(EXERCISE GOAL)
Reproduce the records below exactly as they appear, omitting any pictures they contain.

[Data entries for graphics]
————————
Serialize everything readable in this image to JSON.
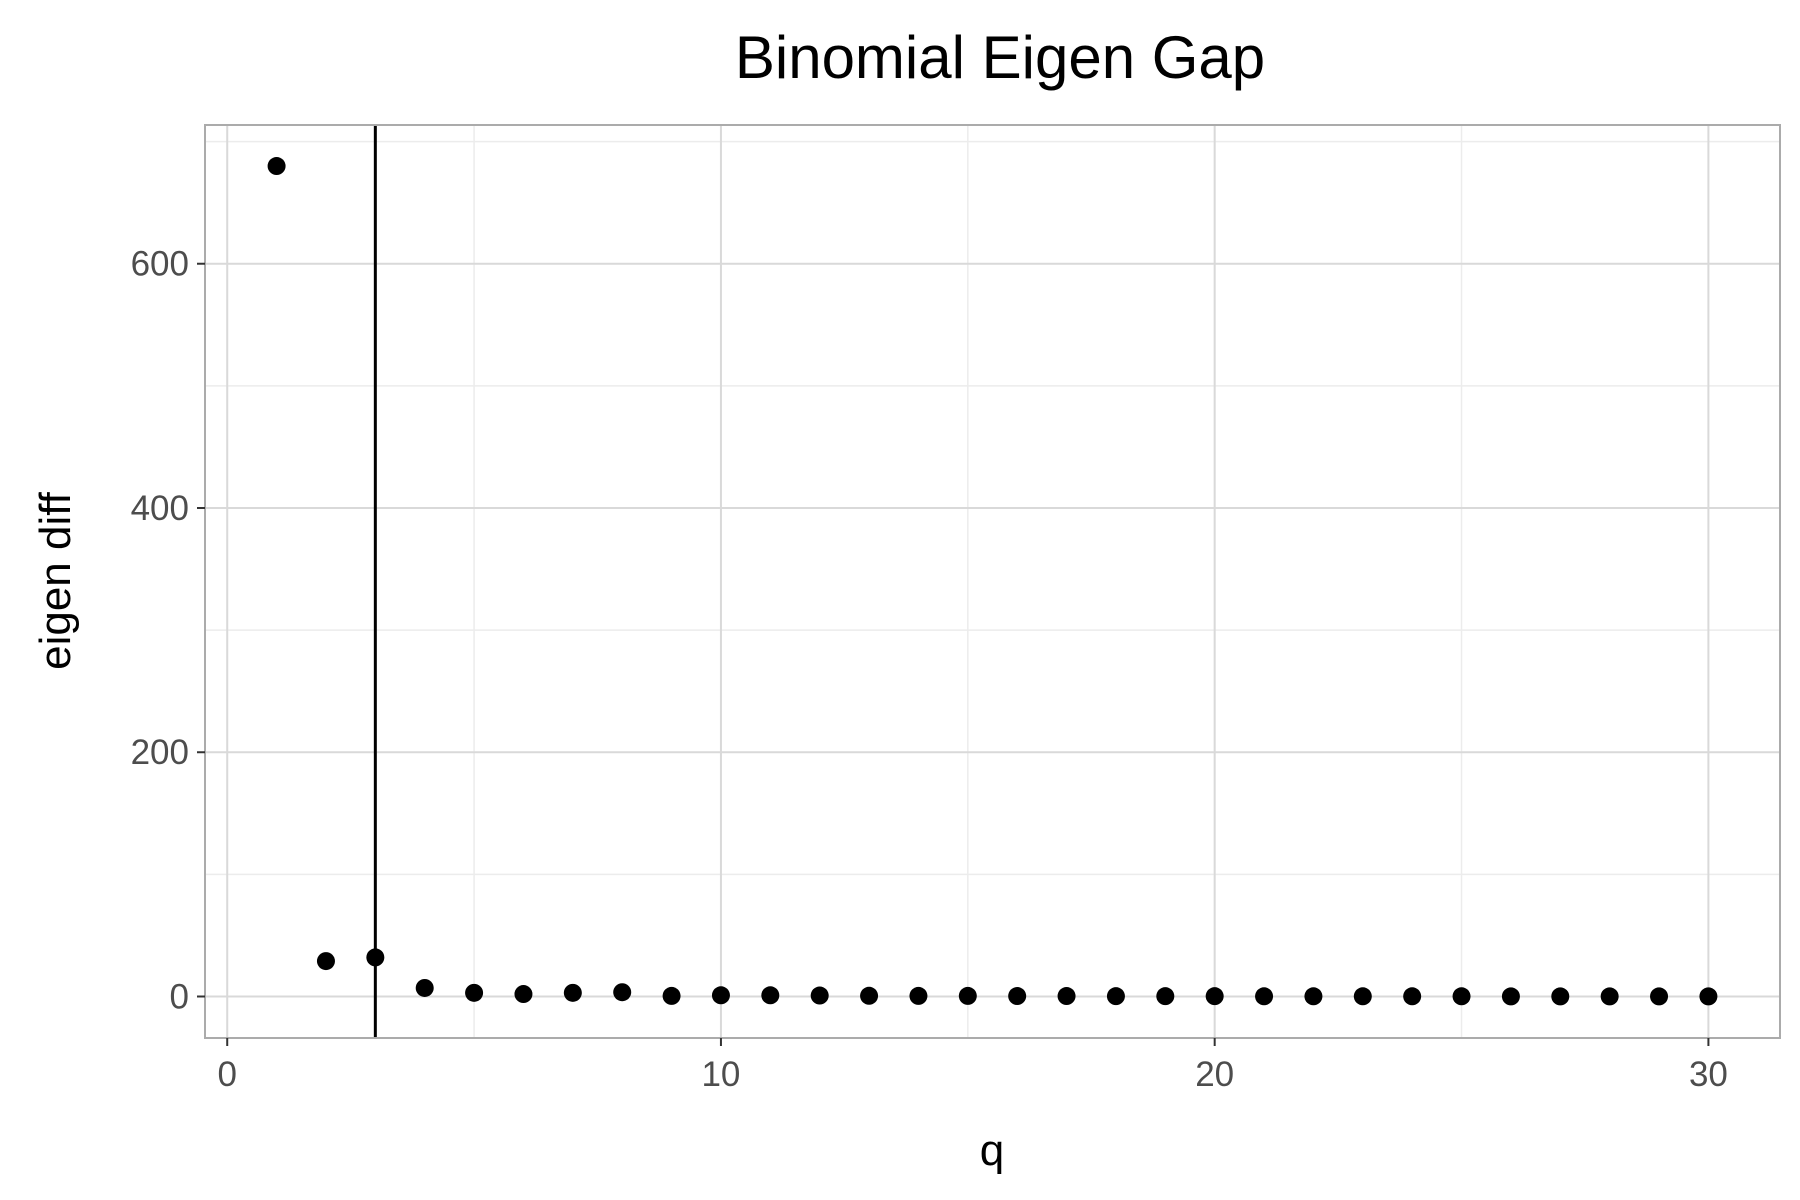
{
  "chart_data": {
    "type": "scatter",
    "title": "Binomial Eigen Gap",
    "xlabel": "q",
    "ylabel": "eigen diff",
    "xlim": [
      -0.45,
      31.45
    ],
    "ylim": [
      -33.98,
      713.6
    ],
    "x_ticks": [
      0,
      10,
      20,
      30
    ],
    "y_ticks": [
      0,
      200,
      400,
      600
    ],
    "x_tick_labels": [
      "0",
      "10",
      "20",
      "30"
    ],
    "y_tick_labels": [
      "0",
      "200",
      "400",
      "600"
    ],
    "grid": true,
    "legend": "none",
    "vline_x": 3,
    "points": [
      {
        "x": 1,
        "y": 680
      },
      {
        "x": 2,
        "y": 29
      },
      {
        "x": 3,
        "y": 32
      },
      {
        "x": 4,
        "y": 7
      },
      {
        "x": 5,
        "y": 3
      },
      {
        "x": 6,
        "y": 2
      },
      {
        "x": 7,
        "y": 3
      },
      {
        "x": 8,
        "y": 3.5
      },
      {
        "x": 9,
        "y": 0.5
      },
      {
        "x": 10,
        "y": 1
      },
      {
        "x": 11,
        "y": 1
      },
      {
        "x": 12,
        "y": 0.8
      },
      {
        "x": 13,
        "y": 0.6
      },
      {
        "x": 14,
        "y": 0.5
      },
      {
        "x": 15,
        "y": 0.5
      },
      {
        "x": 16,
        "y": 0.4
      },
      {
        "x": 17,
        "y": 0.4
      },
      {
        "x": 18,
        "y": 0.3
      },
      {
        "x": 19,
        "y": 0.3
      },
      {
        "x": 20,
        "y": 0.3
      },
      {
        "x": 21,
        "y": 0.2
      },
      {
        "x": 22,
        "y": 0.2
      },
      {
        "x": 23,
        "y": 0.2
      },
      {
        "x": 24,
        "y": 0.2
      },
      {
        "x": 25,
        "y": 0.2
      },
      {
        "x": 26,
        "y": 0.1
      },
      {
        "x": 27,
        "y": 0.1
      },
      {
        "x": 28,
        "y": 0.1
      },
      {
        "x": 29,
        "y": 0.1
      },
      {
        "x": 30,
        "y": 0.1
      }
    ],
    "colors": {
      "points": "#000000",
      "vline": "#000000",
      "grid_major": "#d9d9d9",
      "grid_minor": "#ececec",
      "panel_border": "#ababab",
      "tick_text": "#4d4d4d"
    }
  }
}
————————
(ANSWER TO THE PROBLEM)
Serialize everything readable in this image to JSON.
{
  "chart_data": {
    "type": "scatter",
    "title": "Binomial Eigen Gap",
    "xlabel": "q",
    "ylabel": "eigen diff",
    "xlim": [
      -0.45,
      31.45
    ],
    "ylim": [
      -33.98,
      713.6
    ],
    "x_ticks": [
      0,
      10,
      20,
      30
    ],
    "y_ticks": [
      0,
      200,
      400,
      600
    ],
    "x_tick_labels": [
      "0",
      "10",
      "20",
      "30"
    ],
    "y_tick_labels": [
      "0",
      "200",
      "400",
      "600"
    ],
    "grid": true,
    "legend": "none",
    "vline_x": 3,
    "points": [
      {
        "x": 1,
        "y": 680
      },
      {
        "x": 2,
        "y": 29
      },
      {
        "x": 3,
        "y": 32
      },
      {
        "x": 4,
        "y": 7
      },
      {
        "x": 5,
        "y": 3
      },
      {
        "x": 6,
        "y": 2
      },
      {
        "x": 7,
        "y": 3
      },
      {
        "x": 8,
        "y": 3.5
      },
      {
        "x": 9,
        "y": 0.5
      },
      {
        "x": 10,
        "y": 1
      },
      {
        "x": 11,
        "y": 1
      },
      {
        "x": 12,
        "y": 0.8
      },
      {
        "x": 13,
        "y": 0.6
      },
      {
        "x": 14,
        "y": 0.5
      },
      {
        "x": 15,
        "y": 0.5
      },
      {
        "x": 16,
        "y": 0.4
      },
      {
        "x": 17,
        "y": 0.4
      },
      {
        "x": 18,
        "y": 0.3
      },
      {
        "x": 19,
        "y": 0.3
      },
      {
        "x": 20,
        "y": 0.3
      },
      {
        "x": 21,
        "y": 0.2
      },
      {
        "x": 22,
        "y": 0.2
      },
      {
        "x": 23,
        "y": 0.2
      },
      {
        "x": 24,
        "y": 0.2
      },
      {
        "x": 25,
        "y": 0.2
      },
      {
        "x": 26,
        "y": 0.1
      },
      {
        "x": 27,
        "y": 0.1
      },
      {
        "x": 28,
        "y": 0.1
      },
      {
        "x": 29,
        "y": 0.1
      },
      {
        "x": 30,
        "y": 0.1
      }
    ],
    "colors": {
      "points": "#000000",
      "vline": "#000000",
      "grid_major": "#d9d9d9",
      "grid_minor": "#ececec",
      "panel_border": "#ababab",
      "tick_text": "#4d4d4d"
    }
  }
}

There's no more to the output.